GIVEN RECORDS:
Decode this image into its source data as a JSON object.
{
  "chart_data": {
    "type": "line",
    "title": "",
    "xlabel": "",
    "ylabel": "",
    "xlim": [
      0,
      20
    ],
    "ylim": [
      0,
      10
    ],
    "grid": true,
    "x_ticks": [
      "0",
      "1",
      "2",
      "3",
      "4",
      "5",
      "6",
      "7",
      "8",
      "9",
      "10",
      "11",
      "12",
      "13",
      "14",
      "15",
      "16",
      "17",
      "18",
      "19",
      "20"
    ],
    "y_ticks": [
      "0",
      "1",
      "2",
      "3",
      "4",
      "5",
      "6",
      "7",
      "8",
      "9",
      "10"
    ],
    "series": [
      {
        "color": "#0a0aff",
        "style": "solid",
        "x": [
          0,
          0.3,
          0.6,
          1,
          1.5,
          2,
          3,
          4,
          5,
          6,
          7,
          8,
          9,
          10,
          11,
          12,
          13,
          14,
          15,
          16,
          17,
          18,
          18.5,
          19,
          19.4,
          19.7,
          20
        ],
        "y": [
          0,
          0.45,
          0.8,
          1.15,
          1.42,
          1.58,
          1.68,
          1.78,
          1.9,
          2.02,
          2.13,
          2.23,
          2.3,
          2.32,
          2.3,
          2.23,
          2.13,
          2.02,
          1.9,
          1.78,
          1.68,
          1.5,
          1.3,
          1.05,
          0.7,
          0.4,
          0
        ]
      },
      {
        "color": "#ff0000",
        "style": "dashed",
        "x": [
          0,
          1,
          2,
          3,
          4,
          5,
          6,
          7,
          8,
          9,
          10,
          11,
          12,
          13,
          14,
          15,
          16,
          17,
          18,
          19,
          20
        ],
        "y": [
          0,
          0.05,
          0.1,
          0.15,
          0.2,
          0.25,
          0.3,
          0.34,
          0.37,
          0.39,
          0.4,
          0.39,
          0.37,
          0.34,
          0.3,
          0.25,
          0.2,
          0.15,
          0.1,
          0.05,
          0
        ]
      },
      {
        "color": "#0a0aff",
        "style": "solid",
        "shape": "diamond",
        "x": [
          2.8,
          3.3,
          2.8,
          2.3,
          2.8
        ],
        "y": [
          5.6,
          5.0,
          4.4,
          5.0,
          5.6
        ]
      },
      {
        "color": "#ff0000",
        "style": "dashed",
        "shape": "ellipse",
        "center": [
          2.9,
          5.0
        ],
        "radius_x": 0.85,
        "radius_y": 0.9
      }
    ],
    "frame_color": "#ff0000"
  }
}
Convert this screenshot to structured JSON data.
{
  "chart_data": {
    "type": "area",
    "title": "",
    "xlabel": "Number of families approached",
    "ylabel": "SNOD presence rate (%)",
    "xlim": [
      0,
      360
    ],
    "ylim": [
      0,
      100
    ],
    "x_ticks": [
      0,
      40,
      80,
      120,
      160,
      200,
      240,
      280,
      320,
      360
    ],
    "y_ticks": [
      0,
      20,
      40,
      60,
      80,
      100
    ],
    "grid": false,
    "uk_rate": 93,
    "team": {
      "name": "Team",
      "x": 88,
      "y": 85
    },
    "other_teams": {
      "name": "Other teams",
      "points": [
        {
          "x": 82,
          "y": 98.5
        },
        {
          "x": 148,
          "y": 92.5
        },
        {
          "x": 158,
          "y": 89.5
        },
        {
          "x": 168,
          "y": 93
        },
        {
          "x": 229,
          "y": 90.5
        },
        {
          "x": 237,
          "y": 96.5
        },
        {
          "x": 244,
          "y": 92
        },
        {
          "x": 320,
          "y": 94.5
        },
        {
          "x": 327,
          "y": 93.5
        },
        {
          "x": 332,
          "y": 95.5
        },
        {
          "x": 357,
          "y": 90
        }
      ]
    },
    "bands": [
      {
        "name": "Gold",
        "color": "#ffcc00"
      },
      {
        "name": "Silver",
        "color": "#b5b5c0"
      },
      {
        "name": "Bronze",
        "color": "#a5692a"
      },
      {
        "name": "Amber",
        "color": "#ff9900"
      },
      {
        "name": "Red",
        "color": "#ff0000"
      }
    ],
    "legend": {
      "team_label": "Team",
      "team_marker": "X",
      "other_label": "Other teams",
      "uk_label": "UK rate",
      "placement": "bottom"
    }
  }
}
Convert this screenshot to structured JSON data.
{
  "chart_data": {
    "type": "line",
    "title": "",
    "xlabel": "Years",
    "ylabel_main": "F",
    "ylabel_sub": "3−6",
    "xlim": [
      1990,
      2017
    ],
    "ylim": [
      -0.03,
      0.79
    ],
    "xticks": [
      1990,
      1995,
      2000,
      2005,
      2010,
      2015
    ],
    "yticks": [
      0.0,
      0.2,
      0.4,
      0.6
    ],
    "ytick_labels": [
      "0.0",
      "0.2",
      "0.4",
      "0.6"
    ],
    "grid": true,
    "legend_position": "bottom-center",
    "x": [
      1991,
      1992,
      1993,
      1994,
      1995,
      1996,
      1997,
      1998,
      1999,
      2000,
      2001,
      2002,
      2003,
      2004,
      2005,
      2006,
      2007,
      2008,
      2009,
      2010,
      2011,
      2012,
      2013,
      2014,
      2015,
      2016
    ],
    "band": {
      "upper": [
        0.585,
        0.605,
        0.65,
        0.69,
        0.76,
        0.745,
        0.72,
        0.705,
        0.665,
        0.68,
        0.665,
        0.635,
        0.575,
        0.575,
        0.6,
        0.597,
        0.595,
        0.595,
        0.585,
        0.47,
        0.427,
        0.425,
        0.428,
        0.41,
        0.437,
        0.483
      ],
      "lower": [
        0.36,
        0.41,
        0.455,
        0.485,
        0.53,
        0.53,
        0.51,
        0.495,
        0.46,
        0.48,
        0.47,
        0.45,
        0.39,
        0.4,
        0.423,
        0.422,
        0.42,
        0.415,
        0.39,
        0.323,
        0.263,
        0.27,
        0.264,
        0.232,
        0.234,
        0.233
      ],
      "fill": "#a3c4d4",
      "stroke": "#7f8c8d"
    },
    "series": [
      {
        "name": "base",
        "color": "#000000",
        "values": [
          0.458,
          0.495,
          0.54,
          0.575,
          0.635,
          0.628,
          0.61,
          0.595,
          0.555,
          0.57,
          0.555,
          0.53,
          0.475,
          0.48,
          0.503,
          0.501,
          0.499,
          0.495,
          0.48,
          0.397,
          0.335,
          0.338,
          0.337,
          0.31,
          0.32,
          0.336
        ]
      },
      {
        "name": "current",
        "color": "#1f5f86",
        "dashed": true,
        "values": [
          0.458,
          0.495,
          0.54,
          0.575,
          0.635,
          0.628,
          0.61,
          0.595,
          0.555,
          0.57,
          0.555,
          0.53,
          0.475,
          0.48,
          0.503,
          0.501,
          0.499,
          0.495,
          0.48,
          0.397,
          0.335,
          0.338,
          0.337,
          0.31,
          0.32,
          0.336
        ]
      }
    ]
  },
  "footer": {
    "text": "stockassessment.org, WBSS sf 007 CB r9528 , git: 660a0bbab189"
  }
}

DO THIS:
Repeat the material from above exactly, word for word.

RESULT OF THE TASK:
Decode this image into its source data as a JSON object.
{
  "chart_data": {
    "type": "line",
    "title": "",
    "xlabel": "",
    "ylabel": "",
    "xlim": [
      0,
      20
    ],
    "ylim": [
      0,
      10
    ],
    "grid": true,
    "x_ticks": [
      "0",
      "1",
      "2",
      "3",
      "4",
      "5",
      "6",
      "7",
      "8",
      "9",
      "10",
      "11",
      "12",
      "13",
      "14",
      "15",
      "16",
      "17",
      "18",
      "19",
      "20"
    ],
    "y_ticks": [
      "0",
      "1",
      "2",
      "3",
      "4",
      "5",
      "6",
      "7",
      "8",
      "9",
      "10"
    ],
    "series": [
      {
        "color": "#0a0aff",
        "style": "solid",
        "x": [
          0,
          0.3,
          0.6,
          1,
          1.5,
          2,
          3,
          4,
          5,
          6,
          7,
          8,
          9,
          10,
          11,
          12,
          13,
          14,
          15,
          16,
          17,
          18,
          18.5,
          19,
          19.4,
          19.7,
          20
        ],
        "y": [
          0,
          0.45,
          0.8,
          1.15,
          1.42,
          1.58,
          1.68,
          1.78,
          1.9,
          2.02,
          2.13,
          2.23,
          2.3,
          2.32,
          2.3,
          2.23,
          2.13,
          2.02,
          1.9,
          1.78,
          1.68,
          1.5,
          1.3,
          1.05,
          0.7,
          0.4,
          0
        ]
      },
      {
        "color": "#ff0000",
        "style": "dashed",
        "x": [
          0,
          1,
          2,
          3,
          4,
          5,
          6,
          7,
          8,
          9,
          10,
          11,
          12,
          13,
          14,
          15,
          16,
          17,
          18,
          19,
          20
        ],
        "y": [
          0,
          0.05,
          0.1,
          0.15,
          0.2,
          0.25,
          0.3,
          0.34,
          0.37,
          0.39,
          0.4,
          0.39,
          0.37,
          0.34,
          0.3,
          0.25,
          0.2,
          0.15,
          0.1,
          0.05,
          0
        ]
      },
      {
        "color": "#0a0aff",
        "style": "solid",
        "shape": "diamond",
        "x": [
          2.8,
          3.3,
          2.8,
          2.3,
          2.8
        ],
        "y": [
          5.6,
          5.0,
          4.4,
          5.0,
          5.6
        ]
      },
      {
        "color": "#ff0000",
        "style": "dashed",
        "shape": "ellipse",
        "center": [
          2.9,
          5.0
        ],
        "radius_x": 0.85,
        "radius_y": 0.9
      }
    ],
    "frame_color": "#ff0000"
  }
}
Convert this screenshot to structured JSON data.
{
  "chart_data": {
    "type": "area",
    "title": "",
    "xlabel": "Number of families approached",
    "ylabel": "SNOD presence rate (%)",
    "xlim": [
      0,
      360
    ],
    "ylim": [
      0,
      100
    ],
    "x_ticks": [
      0,
      40,
      80,
      120,
      160,
      200,
      240,
      280,
      320,
      360
    ],
    "y_ticks": [
      0,
      20,
      40,
      60,
      80,
      100
    ],
    "grid": false,
    "uk_rate": 93,
    "team": {
      "name": "Team",
      "x": 88,
      "y": 85
    },
    "other_teams": {
      "name": "Other teams",
      "points": [
        {
          "x": 82,
          "y": 98.5
        },
        {
          "x": 148,
          "y": 92.5
        },
        {
          "x": 158,
          "y": 89.5
        },
        {
          "x": 168,
          "y": 93
        },
        {
          "x": 229,
          "y": 90.5
        },
        {
          "x": 237,
          "y": 96.5
        },
        {
          "x": 244,
          "y": 92
        },
        {
          "x": 320,
          "y": 94.5
        },
        {
          "x": 327,
          "y": 93.5
        },
        {
          "x": 332,
          "y": 95.5
        },
        {
          "x": 357,
          "y": 90
        }
      ]
    },
    "bands": [
      {
        "name": "Gold",
        "color": "#ffcc00"
      },
      {
        "name": "Silver",
        "color": "#b5b5c0"
      },
      {
        "name": "Bronze",
        "color": "#a5692a"
      },
      {
        "name": "Amber",
        "color": "#ff9900"
      },
      {
        "name": "Red",
        "color": "#ff0000"
      }
    ],
    "legend": {
      "team_label": "Team",
      "team_marker": "X",
      "other_label": "Other teams",
      "uk_label": "UK rate",
      "placement": "bottom"
    }
  }
}
Convert this screenshot to structured JSON data.
{
  "chart_data": {
    "type": "line",
    "title": "",
    "xlabel": "Years",
    "ylabel_main": "F",
    "ylabel_sub": "3−6",
    "xlim": [
      1990,
      2017
    ],
    "ylim": [
      -0.03,
      0.79
    ],
    "xticks": [
      1990,
      1995,
      2000,
      2005,
      2010,
      2015
    ],
    "yticks": [
      0.0,
      0.2,
      0.4,
      0.6
    ],
    "ytick_labels": [
      "0.0",
      "0.2",
      "0.4",
      "0.6"
    ],
    "grid": true,
    "legend_position": "bottom-center",
    "x": [
      1991,
      1992,
      1993,
      1994,
      1995,
      1996,
      1997,
      1998,
      1999,
      2000,
      2001,
      2002,
      2003,
      2004,
      2005,
      2006,
      2007,
      2008,
      2009,
      2010,
      2011,
      2012,
      2013,
      2014,
      2015,
      2016
    ],
    "band": {
      "upper": [
        0.585,
        0.605,
        0.65,
        0.69,
        0.76,
        0.745,
        0.72,
        0.705,
        0.665,
        0.68,
        0.665,
        0.635,
        0.575,
        0.575,
        0.6,
        0.597,
        0.595,
        0.595,
        0.585,
        0.47,
        0.427,
        0.425,
        0.428,
        0.41,
        0.437,
        0.483
      ],
      "lower": [
        0.36,
        0.41,
        0.455,
        0.485,
        0.53,
        0.53,
        0.51,
        0.495,
        0.46,
        0.48,
        0.47,
        0.45,
        0.39,
        0.4,
        0.423,
        0.422,
        0.42,
        0.415,
        0.39,
        0.323,
        0.263,
        0.27,
        0.264,
        0.232,
        0.234,
        0.233
      ],
      "fill": "#a3c4d4",
      "stroke": "#7f8c8d"
    },
    "series": [
      {
        "name": "base",
        "color": "#000000",
        "values": [
          0.458,
          0.495,
          0.54,
          0.575,
          0.635,
          0.628,
          0.61,
          0.595,
          0.555,
          0.57,
          0.555,
          0.53,
          0.475,
          0.48,
          0.503,
          0.501,
          0.499,
          0.495,
          0.48,
          0.397,
          0.335,
          0.338,
          0.337,
          0.31,
          0.32,
          0.336
        ]
      },
      {
        "name": "current",
        "color": "#1f5f86",
        "dashed": true,
        "values": [
          0.458,
          0.495,
          0.54,
          0.575,
          0.635,
          0.628,
          0.61,
          0.595,
          0.555,
          0.57,
          0.555,
          0.53,
          0.475,
          0.48,
          0.503,
          0.501,
          0.499,
          0.495,
          0.48,
          0.397,
          0.335,
          0.338,
          0.337,
          0.31,
          0.32,
          0.336
        ]
      }
    ]
  },
  "footer": {
    "text": "stockassessment.org, WBSS sf 007 CB r9528 , git: 660a0bbab189"
  }
}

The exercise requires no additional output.